= Aim of the exercise =
Copy out all the records, word for word.

= Data listing =
----

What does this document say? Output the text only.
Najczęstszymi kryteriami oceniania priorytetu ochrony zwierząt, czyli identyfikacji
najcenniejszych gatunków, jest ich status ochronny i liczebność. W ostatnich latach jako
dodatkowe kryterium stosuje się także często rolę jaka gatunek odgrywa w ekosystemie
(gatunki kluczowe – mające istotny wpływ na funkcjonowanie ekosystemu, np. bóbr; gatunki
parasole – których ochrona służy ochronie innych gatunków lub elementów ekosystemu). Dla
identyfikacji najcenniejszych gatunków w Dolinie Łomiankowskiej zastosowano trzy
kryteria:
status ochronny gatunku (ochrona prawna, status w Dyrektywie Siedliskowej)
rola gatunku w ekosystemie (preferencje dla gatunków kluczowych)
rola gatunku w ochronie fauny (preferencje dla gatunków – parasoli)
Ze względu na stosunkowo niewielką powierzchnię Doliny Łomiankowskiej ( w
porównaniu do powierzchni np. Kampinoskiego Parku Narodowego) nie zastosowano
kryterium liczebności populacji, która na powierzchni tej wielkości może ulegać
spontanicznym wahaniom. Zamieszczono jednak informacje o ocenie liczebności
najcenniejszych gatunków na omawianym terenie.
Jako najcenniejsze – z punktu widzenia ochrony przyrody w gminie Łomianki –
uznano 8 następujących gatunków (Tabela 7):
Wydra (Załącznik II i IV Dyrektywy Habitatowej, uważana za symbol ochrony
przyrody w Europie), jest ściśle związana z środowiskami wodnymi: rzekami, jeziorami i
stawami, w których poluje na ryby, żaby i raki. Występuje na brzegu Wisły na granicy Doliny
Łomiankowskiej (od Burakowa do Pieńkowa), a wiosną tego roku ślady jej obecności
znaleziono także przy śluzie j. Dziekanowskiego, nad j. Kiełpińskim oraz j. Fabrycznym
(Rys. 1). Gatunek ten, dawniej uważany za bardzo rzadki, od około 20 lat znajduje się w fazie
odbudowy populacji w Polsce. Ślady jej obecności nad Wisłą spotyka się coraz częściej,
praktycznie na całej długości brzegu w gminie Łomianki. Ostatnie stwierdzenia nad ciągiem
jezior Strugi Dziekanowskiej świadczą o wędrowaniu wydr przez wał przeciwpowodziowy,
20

----

= Output of the task =
What does this document say? Output the text only.
Najczęstszymi kryteriami oceniania priorytetu ochrony zwierząt, czyli identyfikacji
najcenniejszych gatunków, jest ich status ochronny i liczebność. W ostatnich latach jako
dodatkowe kryterium stosuje się także często rolę jaka gatunek odgrywa w ekosystemie
(gatunki kluczowe – mające istotny wpływ na funkcjonowanie ekosystemu, np. bóbr; gatunki
parasole – których ochrona służy ochronie innych gatunków lub elementów ekosystemu). Dla
identyfikacji najcenniejszych gatunków w Dolinie Łomiankowskiej zastosowano trzy
kryteria:
status ochronny gatunku (ochrona prawna, status w Dyrektywie Siedliskowej)
rola gatunku w ekosystemie (preferencje dla gatunków kluczowych)
rola gatunku w ochronie fauny (preferencje dla gatunków – parasoli)
Ze względu na stosunkowo niewielką powierzchnię Doliny Łomiankowskiej ( w
porównaniu do powierzchni np. Kampinoskiego Parku Narodowego) nie zastosowano
kryterium liczebności populacji, która na powierzchni tej wielkości może ulegać
spontanicznym wahaniom. Zamieszczono jednak informacje o ocenie liczebności
najcenniejszych gatunków na omawianym terenie.
Jako najcenniejsze – z punktu widzenia ochrony przyrody w gminie Łomianki –
uznano 8 następujących gatunków (Tabela 7):
Wydra (Załącznik II i IV Dyrektywy Habitatowej, uważana za symbol ochrony
przyrody w Europie), jest ściśle związana z środowiskami wodnymi: rzekami, jeziorami i
stawami, w których poluje na ryby, żaby i raki. Występuje na brzegu Wisły na granicy Doliny
Łomiankowskiej (od Burakowa do Pieńkowa), a wiosną tego roku ślady jej obecności
znaleziono także przy śluzie j. Dziekanowskiego, nad j. Kiełpińskim oraz j. Fabrycznym
(Rys. 1). Gatunek ten, dawniej uważany za bardzo rzadki, od około 20 lat znajduje się w fazie
odbudowy populacji w Polsce. Ślady jej obecności nad Wisłą spotyka się coraz częściej,
praktycznie na całej długości brzegu w gminie Łomianki. Ostatnie stwierdzenia nad ciągiem
jezior Strugi Dziekanowskiej świadczą o wędrowaniu wydr przez wał przeciwpowodziowy,
20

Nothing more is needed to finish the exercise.